Start of SUPPLIED RECORDS

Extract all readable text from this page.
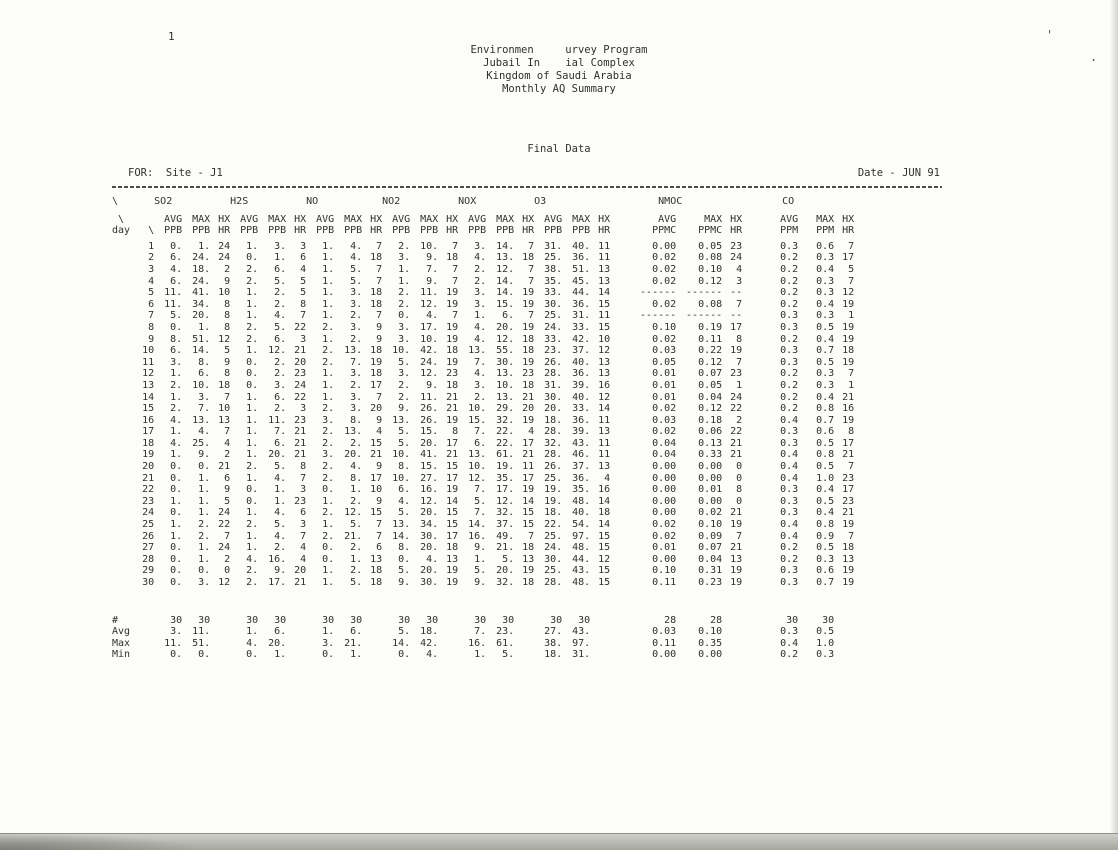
'
.
1
Environmen     urvey Program
Jubail In    ial Complex
Kingdom of Saudi Arabia
Monthly AQ Summary
Final Data
FOR:  Site - J1	Date - JUN 91
\	SO2			H2S			NO			NO2			NOX			O3			NMOC			CO		
\	AVG	MAX	HX	AVG	MAX	HX	AVG	MAX	HX	AVG	MAX	HX	AVG	MAX	HX	AVG	MAX	HX	AVG	MAX	HX	AVG	MAX	HX
day   \	PPB	PPB	HR	PPB	PPB	HR	PPB	PPB	HR	PPB	PPB	HR	PPB	PPB	HR	PPB	PPB	HR	PPMC	PPMC	HR	PPM	PPM	HR
1	0.	1.	24	1.	3.	3	1.	4.	7	2.	10.	7	3.	14.	7	31.	40.	11	0.00	0.05	23	0.3	0.6	7
2	6.	24.	24	0.	1.	6	1.	4.	18	3.	9.	18	4.	13.	18	25.	36.	11	0.02	0.08	24	0.2	0.3	17
3	4.	18.	2	2.	6.	4	1.	5.	7	1.	7.	7	2.	12.	7	38.	51.	13	0.02	0.10	4	0.2	0.4	5
4	6.	24.	9	2.	5.	5	1.	5.	7	1.	9.	7	2.	14.	7	35.	45.	13	0.02	0.12	3	0.2	0.3	7
5	11.	41.	10	1.	2.	5	1.	3.	18	2.	11.	19	3.	14.	19	33.	44.	14	------	------	--	0.2	0.3	12
6	11.	34.	8	1.	2.	8	1.	3.	18	2.	12.	19	3.	15.	19	30.	36.	15	0.02	0.08	7	0.2	0.4	19
7	5.	20.	8	1.	4.	7	1.	2.	7	0.	4.	7	1.	6.	7	25.	31.	11	------	------	--	0.3	0.3	1
8	0.	1.	8	2.	5.	22	2.	3.	9	3.	17.	19	4.	20.	19	24.	33.	15	0.10	0.19	17	0.3	0.5	19
9	8.	51.	12	2.	6.	3	1.	2.	9	3.	10.	19	4.	12.	18	33.	42.	10	0.02	0.11	8	0.2	0.4	19
10	6.	14.	5	1.	12.	21	2.	13.	18	10.	42.	18	13.	55.	18	23.	37.	12	0.03	0.22	19	0.3	0.7	18
11	3.	8.	9	0.	2.	20	2.	7.	19	5.	24.	19	7.	30.	19	26.	40.	13	0.05	0.12	7	0.3	0.5	19
12	1.	6.	8	0.	2.	23	1.	3.	18	3.	12.	23	4.	13.	23	28.	36.	13	0.01	0.07	23	0.2	0.3	7
13	2.	10.	18	0.	3.	24	1.	2.	17	2.	9.	18	3.	10.	18	31.	39.	16	0.01	0.05	1	0.2	0.3	1
14	1.	3.	7	1.	6.	22	1.	3.	7	2.	11.	21	2.	13.	21	30.	40.	12	0.01	0.04	24	0.2	0.4	21
15	2.	7.	10	1.	2.	3	2.	3.	20	9.	26.	21	10.	29.	20	20.	33.	14	0.02	0.12	22	0.2	0.8	16
16	4.	13.	13	1.	11.	23	3.	8.	9	13.	26.	19	15.	32.	19	18.	36.	11	0.03	0.18	2	0.4	0.7	19
17	1.	4.	7	1.	7.	21	2.	13.	4	5.	15.	8	7.	22.	4	28.	39.	13	0.02	0.06	22	0.3	0.6	8
18	4.	25.	4	1.	6.	21	2.	2.	15	5.	20.	17	6.	22.	17	32.	43.	11	0.04	0.13	21	0.3	0.5	17
19	1.	9.	2	1.	20.	21	3.	20.	21	10.	41.	21	13.	61.	21	28.	46.	11	0.04	0.33	21	0.4	0.8	21
20	0.	0.	21	2.	5.	8	2.	4.	9	8.	15.	15	10.	19.	11	26.	37.	13	0.00	0.00	0	0.4	0.5	7
21	0.	1.	6	1.	4.	7	2.	8.	17	10.	27.	17	12.	35.	17	25.	36.	4	0.00	0.00	0	0.4	1.0	23
22	0.	1.	9	0.	1.	3	0.	1.	10	6.	16.	19	7.	17.	19	19.	35.	16	0.00	0.01	8	0.3	0.4	17
23	1.	1.	5	0.	1.	23	1.	2.	9	4.	12.	14	5.	12.	14	19.	48.	14	0.00	0.00	0	0.3	0.5	23
24	0.	1.	24	1.	4.	6	2.	12.	15	5.	20.	15	7.	32.	15	18.	40.	18	0.00	0.02	21	0.3	0.4	21
25	1.	2.	22	2.	5.	3	1.	5.	7	13.	34.	15	14.	37.	15	22.	54.	14	0.02	0.10	19	0.4	0.8	19
26	1.	2.	7	1.	4.	7	2.	21.	7	14.	30.	17	16.	49.	7	25.	97.	15	0.02	0.09	7	0.4	0.9	7
27	0.	1.	24	1.	2.	4	0.	2.	6	8.	20.	18	9.	21.	18	24.	48.	15	0.01	0.07	21	0.2	0.5	18
28	0.	1.	2	4.	16.	4	0.	1.	13	0.	4.	13	1.	5.	13	30.	44.	12	0.00	0.04	13	0.2	0.3	13
29	0.	0.	0	2.	9.	20	1.	2.	18	5.	20.	19	5.	20.	19	25.	43.	15	0.10	0.31	19	0.3	0.6	19
30	0.	3.	12	2.	17.	21	1.	5.	18	9.	30.	19	9.	32.	18	28.	48.	15	0.11	0.23	19	0.3	0.7	19

#	30	30		30	30		30	30		30	30		30	30		30	30		28	28		30	30	
Avg	3.	11.		1.	6.		1.	6.		5.	18.		7.	23.		27.	43.		0.03	0.10		0.3	0.5	
Max	11.	51.		4.	20.		3.	21.		14.	42.		16.	61.		38.	97.		0.11	0.35		0.4	1.0	
Min	0.	0.		0.	1.		0.	1.		0.	4.		1.	5.		18.	31.		0.00	0.00		0.2	0.3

End of SUPPLIED RECORDS

● **STATED PROBLEM**
Images in the data above are to be skipped. Retype all other material exactly.

● **WRITTEN RESPONSE**
Extract all readable text from this page.
'
.
1
Environmen     urvey Program
Jubail In    ial Complex
Kingdom of Saudi Arabia
Monthly AQ Summary
Final Data
FOR:  Site - J1	Date - JUN 91
\	SO2			H2S			NO			NO2			NOX			O3			NMOC			CO		
\	AVG	MAX	HX	AVG	MAX	HX	AVG	MAX	HX	AVG	MAX	HX	AVG	MAX	HX	AVG	MAX	HX	AVG	MAX	HX	AVG	MAX	HX
day   \	PPB	PPB	HR	PPB	PPB	HR	PPB	PPB	HR	PPB	PPB	HR	PPB	PPB	HR	PPB	PPB	HR	PPMC	PPMC	HR	PPM	PPM	HR
1	0.	1.	24	1.	3.	3	1.	4.	7	2.	10.	7	3.	14.	7	31.	40.	11	0.00	0.05	23	0.3	0.6	7
2	6.	24.	24	0.	1.	6	1.	4.	18	3.	9.	18	4.	13.	18	25.	36.	11	0.02	0.08	24	0.2	0.3	17
3	4.	18.	2	2.	6.	4	1.	5.	7	1.	7.	7	2.	12.	7	38.	51.	13	0.02	0.10	4	0.2	0.4	5
4	6.	24.	9	2.	5.	5	1.	5.	7	1.	9.	7	2.	14.	7	35.	45.	13	0.02	0.12	3	0.2	0.3	7
5	11.	41.	10	1.	2.	5	1.	3.	18	2.	11.	19	3.	14.	19	33.	44.	14	------	------	--	0.2	0.3	12
6	11.	34.	8	1.	2.	8	1.	3.	18	2.	12.	19	3.	15.	19	30.	36.	15	0.02	0.08	7	0.2	0.4	19
7	5.	20.	8	1.	4.	7	1.	2.	7	0.	4.	7	1.	6.	7	25.	31.	11	------	------	--	0.3	0.3	1
8	0.	1.	8	2.	5.	22	2.	3.	9	3.	17.	19	4.	20.	19	24.	33.	15	0.10	0.19	17	0.3	0.5	19
9	8.	51.	12	2.	6.	3	1.	2.	9	3.	10.	19	4.	12.	18	33.	42.	10	0.02	0.11	8	0.2	0.4	19
10	6.	14.	5	1.	12.	21	2.	13.	18	10.	42.	18	13.	55.	18	23.	37.	12	0.03	0.22	19	0.3	0.7	18
11	3.	8.	9	0.	2.	20	2.	7.	19	5.	24.	19	7.	30.	19	26.	40.	13	0.05	0.12	7	0.3	0.5	19
12	1.	6.	8	0.	2.	23	1.	3.	18	3.	12.	23	4.	13.	23	28.	36.	13	0.01	0.07	23	0.2	0.3	7
13	2.	10.	18	0.	3.	24	1.	2.	17	2.	9.	18	3.	10.	18	31.	39.	16	0.01	0.05	1	0.2	0.3	1
14	1.	3.	7	1.	6.	22	1.	3.	7	2.	11.	21	2.	13.	21	30.	40.	12	0.01	0.04	24	0.2	0.4	21
15	2.	7.	10	1.	2.	3	2.	3.	20	9.	26.	21	10.	29.	20	20.	33.	14	0.02	0.12	22	0.2	0.8	16
16	4.	13.	13	1.	11.	23	3.	8.	9	13.	26.	19	15.	32.	19	18.	36.	11	0.03	0.18	2	0.4	0.7	19
17	1.	4.	7	1.	7.	21	2.	13.	4	5.	15.	8	7.	22.	4	28.	39.	13	0.02	0.06	22	0.3	0.6	8
18	4.	25.	4	1.	6.	21	2.	2.	15	5.	20.	17	6.	22.	17	32.	43.	11	0.04	0.13	21	0.3	0.5	17
19	1.	9.	2	1.	20.	21	3.	20.	21	10.	41.	21	13.	61.	21	28.	46.	11	0.04	0.33	21	0.4	0.8	21
20	0.	0.	21	2.	5.	8	2.	4.	9	8.	15.	15	10.	19.	11	26.	37.	13	0.00	0.00	0	0.4	0.5	7
21	0.	1.	6	1.	4.	7	2.	8.	17	10.	27.	17	12.	35.	17	25.	36.	4	0.00	0.00	0	0.4	1.0	23
22	0.	1.	9	0.	1.	3	0.	1.	10	6.	16.	19	7.	17.	19	19.	35.	16	0.00	0.01	8	0.3	0.4	17
23	1.	1.	5	0.	1.	23	1.	2.	9	4.	12.	14	5.	12.	14	19.	48.	14	0.00	0.00	0	0.3	0.5	23
24	0.	1.	24	1.	4.	6	2.	12.	15	5.	20.	15	7.	32.	15	18.	40.	18	0.00	0.02	21	0.3	0.4	21
25	1.	2.	22	2.	5.	3	1.	5.	7	13.	34.	15	14.	37.	15	22.	54.	14	0.02	0.10	19	0.4	0.8	19
26	1.	2.	7	1.	4.	7	2.	21.	7	14.	30.	17	16.	49.	7	25.	97.	15	0.02	0.09	7	0.4	0.9	7
27	0.	1.	24	1.	2.	4	0.	2.	6	8.	20.	18	9.	21.	18	24.	48.	15	0.01	0.07	21	0.2	0.5	18
28	0.	1.	2	4.	16.	4	0.	1.	13	0.	4.	13	1.	5.	13	30.	44.	12	0.00	0.04	13	0.2	0.3	13
29	0.	0.	0	2.	9.	20	1.	2.	18	5.	20.	19	5.	20.	19	25.	43.	15	0.10	0.31	19	0.3	0.6	19
30	0.	3.	12	2.	17.	21	1.	5.	18	9.	30.	19	9.	32.	18	28.	48.	15	0.11	0.23	19	0.3	0.7	19

#	30	30		30	30		30	30		30	30		30	30		30	30		28	28		30	30	
Avg	3.	11.		1.	6.		1.	6.		5.	18.		7.	23.		27.	43.		0.03	0.10		0.3	0.5	
Max	11.	51.		4.	20.		3.	21.		14.	42.		16.	61.		38.	97.		0.11	0.35		0.4	1.0	
Min	0.	0.		0.	1.		0.	1.		0.	4.		1.	5.		18.	31.		0.00	0.00		0.2	0.3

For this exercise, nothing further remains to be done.